→ Listing:
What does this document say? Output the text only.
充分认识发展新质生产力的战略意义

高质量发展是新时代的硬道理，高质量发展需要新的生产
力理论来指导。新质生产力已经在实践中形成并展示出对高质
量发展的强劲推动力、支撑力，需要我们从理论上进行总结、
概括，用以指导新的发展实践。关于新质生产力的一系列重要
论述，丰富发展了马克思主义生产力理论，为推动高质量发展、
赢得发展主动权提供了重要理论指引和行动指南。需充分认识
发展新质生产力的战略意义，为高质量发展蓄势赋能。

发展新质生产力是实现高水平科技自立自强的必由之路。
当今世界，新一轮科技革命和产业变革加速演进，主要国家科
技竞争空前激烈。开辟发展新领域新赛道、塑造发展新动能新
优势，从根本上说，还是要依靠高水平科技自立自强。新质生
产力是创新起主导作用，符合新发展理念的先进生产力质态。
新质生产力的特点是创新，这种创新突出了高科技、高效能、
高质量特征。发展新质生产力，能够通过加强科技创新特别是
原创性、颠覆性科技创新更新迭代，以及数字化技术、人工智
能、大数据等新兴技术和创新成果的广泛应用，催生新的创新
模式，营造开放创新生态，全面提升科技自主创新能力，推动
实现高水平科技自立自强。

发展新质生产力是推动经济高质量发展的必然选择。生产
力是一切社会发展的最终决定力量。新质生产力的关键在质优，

→ Aim: Above are some records; repeat all of them exactly.

→ Correct output:
What does this document say? Output the text only.
充分认识发展新质生产力的战略意义

高质量发展是新时代的硬道理，高质量发展需要新的生产
力理论来指导。新质生产力已经在实践中形成并展示出对高质
量发展的强劲推动力、支撑力，需要我们从理论上进行总结、
概括，用以指导新的发展实践。关于新质生产力的一系列重要
论述，丰富发展了马克思主义生产力理论，为推动高质量发展、
赢得发展主动权提供了重要理论指引和行动指南。需充分认识
发展新质生产力的战略意义，为高质量发展蓄势赋能。

发展新质生产力是实现高水平科技自立自强的必由之路。
当今世界，新一轮科技革命和产业变革加速演进，主要国家科
技竞争空前激烈。开辟发展新领域新赛道、塑造发展新动能新
优势，从根本上说，还是要依靠高水平科技自立自强。新质生
产力是创新起主导作用，符合新发展理念的先进生产力质态。
新质生产力的特点是创新，这种创新突出了高科技、高效能、
高质量特征。发展新质生产力，能够通过加强科技创新特别是
原创性、颠覆性科技创新更新迭代，以及数字化技术、人工智
能、大数据等新兴技术和创新成果的广泛应用，催生新的创新
模式，营造开放创新生态，全面提升科技自主创新能力，推动
实现高水平科技自立自强。

发展新质生产力是推动经济高质量发展的必然选择。生产
力是一切社会发展的最终决定力量。新质生产力的关键在质优，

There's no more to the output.